In the entries below, how many lines hold the string "Hofors"? Give only the number.

▸ **Saved entries**
+ + + + + + +

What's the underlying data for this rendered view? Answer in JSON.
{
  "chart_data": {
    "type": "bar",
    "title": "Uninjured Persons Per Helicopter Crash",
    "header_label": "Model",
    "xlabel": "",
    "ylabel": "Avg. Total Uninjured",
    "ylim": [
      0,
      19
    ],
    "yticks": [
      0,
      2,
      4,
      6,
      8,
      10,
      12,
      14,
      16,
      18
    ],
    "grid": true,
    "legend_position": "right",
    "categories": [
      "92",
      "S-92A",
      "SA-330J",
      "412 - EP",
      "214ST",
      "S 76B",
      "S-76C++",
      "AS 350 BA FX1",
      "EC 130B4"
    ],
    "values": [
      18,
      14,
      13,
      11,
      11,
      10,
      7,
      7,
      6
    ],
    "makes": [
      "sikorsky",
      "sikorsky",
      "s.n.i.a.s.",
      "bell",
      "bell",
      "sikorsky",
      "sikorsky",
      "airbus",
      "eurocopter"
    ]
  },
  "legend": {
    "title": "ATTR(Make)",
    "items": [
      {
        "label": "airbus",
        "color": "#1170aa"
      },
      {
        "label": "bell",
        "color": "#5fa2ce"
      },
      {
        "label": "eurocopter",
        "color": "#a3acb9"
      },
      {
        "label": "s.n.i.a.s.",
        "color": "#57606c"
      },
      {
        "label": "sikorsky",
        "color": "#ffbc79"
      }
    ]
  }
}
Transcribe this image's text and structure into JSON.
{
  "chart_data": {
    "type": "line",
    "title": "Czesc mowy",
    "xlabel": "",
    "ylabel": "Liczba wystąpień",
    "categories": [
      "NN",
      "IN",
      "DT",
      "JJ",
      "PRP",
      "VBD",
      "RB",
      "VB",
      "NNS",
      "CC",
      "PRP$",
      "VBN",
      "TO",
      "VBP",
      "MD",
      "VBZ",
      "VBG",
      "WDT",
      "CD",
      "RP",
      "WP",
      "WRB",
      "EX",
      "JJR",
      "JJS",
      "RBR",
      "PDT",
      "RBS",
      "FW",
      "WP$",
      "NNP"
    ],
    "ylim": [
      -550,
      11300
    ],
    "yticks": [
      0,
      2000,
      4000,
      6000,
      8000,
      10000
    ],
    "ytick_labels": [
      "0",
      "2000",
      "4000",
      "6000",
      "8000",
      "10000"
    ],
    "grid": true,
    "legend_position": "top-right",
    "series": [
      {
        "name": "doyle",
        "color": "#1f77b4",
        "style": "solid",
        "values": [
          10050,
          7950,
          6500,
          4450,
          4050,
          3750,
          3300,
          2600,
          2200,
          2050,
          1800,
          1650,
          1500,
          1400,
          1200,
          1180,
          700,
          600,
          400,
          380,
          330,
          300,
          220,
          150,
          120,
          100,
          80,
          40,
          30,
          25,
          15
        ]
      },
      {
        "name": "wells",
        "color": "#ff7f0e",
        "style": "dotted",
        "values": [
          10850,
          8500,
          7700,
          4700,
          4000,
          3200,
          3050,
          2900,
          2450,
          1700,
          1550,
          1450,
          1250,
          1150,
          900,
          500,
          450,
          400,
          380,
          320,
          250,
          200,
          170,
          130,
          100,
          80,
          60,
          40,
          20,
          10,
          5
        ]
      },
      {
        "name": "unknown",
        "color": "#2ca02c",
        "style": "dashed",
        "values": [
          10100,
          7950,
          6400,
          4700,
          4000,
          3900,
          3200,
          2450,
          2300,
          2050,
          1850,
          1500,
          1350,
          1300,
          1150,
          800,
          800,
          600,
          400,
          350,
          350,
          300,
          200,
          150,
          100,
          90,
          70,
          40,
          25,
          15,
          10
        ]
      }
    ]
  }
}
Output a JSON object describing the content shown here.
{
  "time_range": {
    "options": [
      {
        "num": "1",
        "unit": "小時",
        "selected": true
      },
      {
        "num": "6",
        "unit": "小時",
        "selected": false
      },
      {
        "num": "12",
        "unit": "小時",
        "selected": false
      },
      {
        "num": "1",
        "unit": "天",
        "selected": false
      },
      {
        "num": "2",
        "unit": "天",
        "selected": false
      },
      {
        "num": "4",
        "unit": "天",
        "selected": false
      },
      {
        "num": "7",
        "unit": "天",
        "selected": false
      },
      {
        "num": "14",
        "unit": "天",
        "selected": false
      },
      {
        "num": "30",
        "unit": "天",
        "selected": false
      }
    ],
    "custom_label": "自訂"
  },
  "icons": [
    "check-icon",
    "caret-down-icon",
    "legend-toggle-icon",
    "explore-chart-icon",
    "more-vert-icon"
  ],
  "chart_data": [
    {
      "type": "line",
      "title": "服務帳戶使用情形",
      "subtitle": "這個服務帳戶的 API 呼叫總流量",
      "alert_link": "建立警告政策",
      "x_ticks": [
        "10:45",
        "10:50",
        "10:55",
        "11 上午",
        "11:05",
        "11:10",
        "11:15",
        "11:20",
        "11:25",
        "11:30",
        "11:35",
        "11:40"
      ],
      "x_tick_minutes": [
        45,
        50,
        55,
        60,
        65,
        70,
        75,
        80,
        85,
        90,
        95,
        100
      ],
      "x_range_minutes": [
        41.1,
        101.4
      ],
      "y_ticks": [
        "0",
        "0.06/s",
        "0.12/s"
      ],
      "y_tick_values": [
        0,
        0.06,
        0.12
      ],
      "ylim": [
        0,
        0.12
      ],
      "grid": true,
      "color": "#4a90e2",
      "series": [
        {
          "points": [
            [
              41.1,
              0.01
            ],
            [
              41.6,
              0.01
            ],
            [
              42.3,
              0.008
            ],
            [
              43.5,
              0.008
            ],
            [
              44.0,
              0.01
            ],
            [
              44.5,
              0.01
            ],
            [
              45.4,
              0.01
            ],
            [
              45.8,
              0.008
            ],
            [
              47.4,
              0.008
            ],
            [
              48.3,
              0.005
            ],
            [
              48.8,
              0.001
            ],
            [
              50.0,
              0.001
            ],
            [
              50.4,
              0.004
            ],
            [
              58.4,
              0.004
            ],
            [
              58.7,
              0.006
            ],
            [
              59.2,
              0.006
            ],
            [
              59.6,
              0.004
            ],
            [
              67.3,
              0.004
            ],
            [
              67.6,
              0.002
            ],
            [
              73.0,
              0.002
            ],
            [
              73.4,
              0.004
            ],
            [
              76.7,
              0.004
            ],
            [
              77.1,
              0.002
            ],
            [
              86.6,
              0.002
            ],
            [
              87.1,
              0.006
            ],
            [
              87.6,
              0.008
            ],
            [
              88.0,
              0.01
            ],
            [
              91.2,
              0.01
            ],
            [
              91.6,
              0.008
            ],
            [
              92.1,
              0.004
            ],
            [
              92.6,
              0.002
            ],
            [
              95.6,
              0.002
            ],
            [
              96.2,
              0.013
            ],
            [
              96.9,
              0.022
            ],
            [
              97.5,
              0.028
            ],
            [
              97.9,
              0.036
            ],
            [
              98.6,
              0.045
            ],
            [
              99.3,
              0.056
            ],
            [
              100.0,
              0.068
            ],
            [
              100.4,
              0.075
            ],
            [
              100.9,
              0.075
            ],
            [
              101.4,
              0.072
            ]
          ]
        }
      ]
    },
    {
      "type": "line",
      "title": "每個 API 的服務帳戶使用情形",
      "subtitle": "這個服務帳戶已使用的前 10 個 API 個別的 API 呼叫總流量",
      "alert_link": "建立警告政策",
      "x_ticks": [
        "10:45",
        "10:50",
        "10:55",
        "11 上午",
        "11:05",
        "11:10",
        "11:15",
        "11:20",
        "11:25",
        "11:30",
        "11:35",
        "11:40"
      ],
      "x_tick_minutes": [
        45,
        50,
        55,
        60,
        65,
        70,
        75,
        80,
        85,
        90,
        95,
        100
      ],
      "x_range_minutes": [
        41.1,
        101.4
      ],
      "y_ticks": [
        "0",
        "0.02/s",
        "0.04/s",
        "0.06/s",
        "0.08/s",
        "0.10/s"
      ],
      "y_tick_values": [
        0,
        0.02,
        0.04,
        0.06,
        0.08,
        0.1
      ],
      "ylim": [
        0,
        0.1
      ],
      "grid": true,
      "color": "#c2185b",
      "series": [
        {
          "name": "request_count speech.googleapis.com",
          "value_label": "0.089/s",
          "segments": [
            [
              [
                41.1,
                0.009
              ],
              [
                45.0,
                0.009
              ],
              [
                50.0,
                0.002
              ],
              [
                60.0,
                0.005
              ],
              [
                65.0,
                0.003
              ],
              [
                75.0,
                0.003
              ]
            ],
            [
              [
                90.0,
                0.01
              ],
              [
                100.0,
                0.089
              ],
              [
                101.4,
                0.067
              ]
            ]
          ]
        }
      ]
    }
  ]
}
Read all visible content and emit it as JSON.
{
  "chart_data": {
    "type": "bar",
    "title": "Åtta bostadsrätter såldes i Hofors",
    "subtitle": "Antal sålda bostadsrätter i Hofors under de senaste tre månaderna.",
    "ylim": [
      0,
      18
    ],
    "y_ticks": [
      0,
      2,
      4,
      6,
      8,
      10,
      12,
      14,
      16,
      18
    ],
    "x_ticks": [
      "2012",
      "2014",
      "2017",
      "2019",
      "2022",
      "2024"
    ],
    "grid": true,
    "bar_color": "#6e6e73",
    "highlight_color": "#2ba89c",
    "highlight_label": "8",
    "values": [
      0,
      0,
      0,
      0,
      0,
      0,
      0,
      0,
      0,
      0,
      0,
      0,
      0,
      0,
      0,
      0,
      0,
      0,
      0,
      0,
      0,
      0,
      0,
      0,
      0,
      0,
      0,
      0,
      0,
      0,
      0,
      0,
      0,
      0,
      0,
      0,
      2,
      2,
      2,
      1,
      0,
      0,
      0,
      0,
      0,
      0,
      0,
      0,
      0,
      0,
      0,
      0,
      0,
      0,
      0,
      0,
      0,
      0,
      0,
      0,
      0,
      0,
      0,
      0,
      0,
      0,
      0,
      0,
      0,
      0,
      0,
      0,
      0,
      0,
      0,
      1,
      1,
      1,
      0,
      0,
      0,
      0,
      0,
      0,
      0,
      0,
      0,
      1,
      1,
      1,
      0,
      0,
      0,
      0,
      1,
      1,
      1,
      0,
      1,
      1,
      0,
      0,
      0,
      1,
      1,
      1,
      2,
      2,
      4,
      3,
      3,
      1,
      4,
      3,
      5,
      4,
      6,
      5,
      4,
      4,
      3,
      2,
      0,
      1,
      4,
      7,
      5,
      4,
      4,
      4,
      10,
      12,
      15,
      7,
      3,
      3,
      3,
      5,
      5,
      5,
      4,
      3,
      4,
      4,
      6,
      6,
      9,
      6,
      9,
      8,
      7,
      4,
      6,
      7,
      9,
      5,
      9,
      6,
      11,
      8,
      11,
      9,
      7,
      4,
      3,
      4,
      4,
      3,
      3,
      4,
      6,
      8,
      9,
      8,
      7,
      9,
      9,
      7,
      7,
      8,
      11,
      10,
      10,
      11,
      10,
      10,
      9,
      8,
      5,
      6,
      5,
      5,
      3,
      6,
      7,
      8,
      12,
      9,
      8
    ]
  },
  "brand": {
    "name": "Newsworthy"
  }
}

+ + + + + + +

▸ **Result for this task**
2